━━━ Extrait du document
47.Tout en prenant note des efforts soutenus déployés pour faire face aux problèmes posés par le VIH/sida, le Comité engage l’État partie à intensifier les mesures prises pour combattre le VIH/sida et, en particulier, pour assurer une éducation dans le domaine de la santé génésique et de la santé de la sexualité.

48.Le Comité recommande à l’État partie de fournir dans son prochain rapport périodique des statistiques plus détaillées, reposant sur des données désagrégées et comparatives, concernant les programmes de santé destinés spécifiquement à combattre et à prévenir la mortalité infantile, maternelle, prénatale et néonatale, ainsi que les grossesses chez les adolescentes et les avortements clandestins. L’État partie est invité à fixer dans ce domaine des objectifs qui pourraient servir de base pour le dialogue avec le Comité lors de l’examen du prochain rapport périodique.

49.Le Comité demande instamment à l’État partie d’adopter des textes de lois spécifiques et les mesures nécessaires pour améliorer les conditions de vie des prisonniers et des détenus.

50.Le Comité engage l’État partie à intégrer les droits économiques, sociaux et culturels, dans tous les programmes de lutte contre la pauvreté. À cet égard, l’État partie est invité instamment à accorder l’attention la plus minutieuse à la déclaration sur la pauvreté, adoptée par le Comité le 4 mai 2001 (E/C.12/2001/10).
━━━━━━
━━━ Entrées fournies
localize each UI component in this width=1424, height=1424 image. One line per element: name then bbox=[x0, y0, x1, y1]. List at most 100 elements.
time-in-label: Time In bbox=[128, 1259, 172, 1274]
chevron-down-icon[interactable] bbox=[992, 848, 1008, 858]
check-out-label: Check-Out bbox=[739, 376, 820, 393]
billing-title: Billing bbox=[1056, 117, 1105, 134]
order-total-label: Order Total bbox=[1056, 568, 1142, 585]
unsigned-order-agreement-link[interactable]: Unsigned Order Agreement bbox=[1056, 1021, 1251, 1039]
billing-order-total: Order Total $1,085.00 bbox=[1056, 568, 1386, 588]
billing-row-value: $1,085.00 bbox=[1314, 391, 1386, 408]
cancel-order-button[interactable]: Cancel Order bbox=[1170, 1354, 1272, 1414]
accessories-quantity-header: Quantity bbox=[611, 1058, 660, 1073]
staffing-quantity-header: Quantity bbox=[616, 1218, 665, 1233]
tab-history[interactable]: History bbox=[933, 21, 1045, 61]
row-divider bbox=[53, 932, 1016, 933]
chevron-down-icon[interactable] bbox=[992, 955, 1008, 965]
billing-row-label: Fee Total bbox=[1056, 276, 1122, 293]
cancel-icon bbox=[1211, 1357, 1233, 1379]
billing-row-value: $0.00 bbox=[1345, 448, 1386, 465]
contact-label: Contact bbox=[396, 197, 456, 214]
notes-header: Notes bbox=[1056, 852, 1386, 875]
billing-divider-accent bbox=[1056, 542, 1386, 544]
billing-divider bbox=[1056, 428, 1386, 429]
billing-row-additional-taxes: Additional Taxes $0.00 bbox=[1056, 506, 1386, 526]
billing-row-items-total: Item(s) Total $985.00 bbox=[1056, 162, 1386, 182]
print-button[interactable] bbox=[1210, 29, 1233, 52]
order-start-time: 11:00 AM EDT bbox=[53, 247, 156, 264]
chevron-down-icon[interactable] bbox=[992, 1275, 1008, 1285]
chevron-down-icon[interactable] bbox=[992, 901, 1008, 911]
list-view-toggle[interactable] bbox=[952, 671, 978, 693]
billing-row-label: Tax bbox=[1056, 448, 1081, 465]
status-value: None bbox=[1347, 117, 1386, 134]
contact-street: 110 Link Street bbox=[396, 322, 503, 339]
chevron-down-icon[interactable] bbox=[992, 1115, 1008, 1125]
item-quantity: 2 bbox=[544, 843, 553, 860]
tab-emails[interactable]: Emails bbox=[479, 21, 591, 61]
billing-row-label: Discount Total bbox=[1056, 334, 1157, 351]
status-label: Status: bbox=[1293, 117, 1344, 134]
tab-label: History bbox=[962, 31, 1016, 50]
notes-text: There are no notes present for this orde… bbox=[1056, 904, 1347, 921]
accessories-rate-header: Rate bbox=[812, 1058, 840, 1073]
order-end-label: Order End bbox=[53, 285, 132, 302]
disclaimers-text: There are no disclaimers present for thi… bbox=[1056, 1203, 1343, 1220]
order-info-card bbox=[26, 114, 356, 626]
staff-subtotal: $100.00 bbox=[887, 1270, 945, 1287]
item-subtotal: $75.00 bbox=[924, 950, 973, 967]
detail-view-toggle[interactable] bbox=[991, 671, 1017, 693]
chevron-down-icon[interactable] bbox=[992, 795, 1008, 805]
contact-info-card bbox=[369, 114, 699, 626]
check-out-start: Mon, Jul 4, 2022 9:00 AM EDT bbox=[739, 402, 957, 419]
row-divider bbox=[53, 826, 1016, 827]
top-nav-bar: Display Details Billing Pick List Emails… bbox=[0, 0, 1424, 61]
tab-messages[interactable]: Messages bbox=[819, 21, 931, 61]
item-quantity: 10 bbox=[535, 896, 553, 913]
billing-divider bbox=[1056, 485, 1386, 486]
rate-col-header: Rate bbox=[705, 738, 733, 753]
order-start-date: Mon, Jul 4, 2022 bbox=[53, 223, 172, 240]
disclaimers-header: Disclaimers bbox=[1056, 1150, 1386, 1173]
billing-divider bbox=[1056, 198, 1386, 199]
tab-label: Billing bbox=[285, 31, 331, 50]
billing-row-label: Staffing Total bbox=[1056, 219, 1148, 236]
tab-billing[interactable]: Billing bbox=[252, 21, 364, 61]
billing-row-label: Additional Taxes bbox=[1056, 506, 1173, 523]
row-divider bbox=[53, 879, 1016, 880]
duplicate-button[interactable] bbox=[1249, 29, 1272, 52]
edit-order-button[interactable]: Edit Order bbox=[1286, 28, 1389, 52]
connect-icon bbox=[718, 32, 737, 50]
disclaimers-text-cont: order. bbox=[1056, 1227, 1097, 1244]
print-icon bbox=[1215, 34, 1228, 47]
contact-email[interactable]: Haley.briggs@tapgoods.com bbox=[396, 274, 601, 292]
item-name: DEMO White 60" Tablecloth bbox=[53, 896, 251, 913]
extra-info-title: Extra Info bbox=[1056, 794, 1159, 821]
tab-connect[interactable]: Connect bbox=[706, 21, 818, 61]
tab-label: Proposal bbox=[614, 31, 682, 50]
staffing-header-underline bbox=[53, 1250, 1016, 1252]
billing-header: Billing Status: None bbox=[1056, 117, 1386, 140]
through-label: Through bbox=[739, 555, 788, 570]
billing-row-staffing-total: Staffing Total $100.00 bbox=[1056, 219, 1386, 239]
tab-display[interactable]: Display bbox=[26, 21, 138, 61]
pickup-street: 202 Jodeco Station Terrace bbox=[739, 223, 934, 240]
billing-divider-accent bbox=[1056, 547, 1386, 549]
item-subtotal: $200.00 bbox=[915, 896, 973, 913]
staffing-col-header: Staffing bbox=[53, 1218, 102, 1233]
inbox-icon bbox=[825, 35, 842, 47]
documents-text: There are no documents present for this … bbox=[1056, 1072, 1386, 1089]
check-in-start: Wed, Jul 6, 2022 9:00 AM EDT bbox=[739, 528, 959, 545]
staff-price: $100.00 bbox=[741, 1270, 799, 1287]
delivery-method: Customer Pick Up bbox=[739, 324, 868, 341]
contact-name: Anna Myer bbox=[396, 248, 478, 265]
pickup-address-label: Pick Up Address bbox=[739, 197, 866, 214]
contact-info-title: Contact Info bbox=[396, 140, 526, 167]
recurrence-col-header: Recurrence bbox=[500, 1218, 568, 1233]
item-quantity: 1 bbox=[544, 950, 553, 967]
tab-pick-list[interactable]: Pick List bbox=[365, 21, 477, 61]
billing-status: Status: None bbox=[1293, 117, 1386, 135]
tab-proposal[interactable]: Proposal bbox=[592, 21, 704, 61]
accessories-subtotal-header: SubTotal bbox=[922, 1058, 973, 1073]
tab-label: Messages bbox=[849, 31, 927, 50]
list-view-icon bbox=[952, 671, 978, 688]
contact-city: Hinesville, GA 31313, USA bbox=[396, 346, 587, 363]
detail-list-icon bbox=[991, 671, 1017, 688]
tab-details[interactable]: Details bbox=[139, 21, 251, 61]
━━━━━━
• _Vos tâches_:
a. D'après l'extrait du document, à quelle date le Comité a-t-il adopté la déclaration sur la pauvreté ?
b. Reproduisez mot pour mot le passage de l'extrait du document qui commence par « 47.Tout en prenant » et se poursuit jusqu'à « prochain rapport périodique. ».
Les entrées proviennent d'une source distincte de celle de l'extrait du document.

• _Solutions proposées_:
a. Le 4 mai 2001.

b.
47.Tout en prenant note des efforts soutenus déployés pour faire face aux problèmes posés par le VIH/sida, le Comité engage l’État partie à intensifier les mesures prises pour combattre le VIH/sida et, en particulier, pour assurer une éducation dans le domaine de la santé génésique et de la santé de la sexualité.

48.Le Comité recommande à l’État partie de fournir dans son prochain rapport périodique des statistiques plus détaillées, reposant sur des données désagrégées et comparatives, concernant les programmes de santé destinés spécifiquement à combattre et à prévenir la mortalité infantile, maternelle, prénatale et néonatale, ainsi que les grossesses chez les adolescentes et les avortements clandestins. L’État partie est invité à fixer dans ce domaine des objectifs qui pourraient servir de base pour le dialogue avec le Comité lors de l’examen du prochain rapport périodique.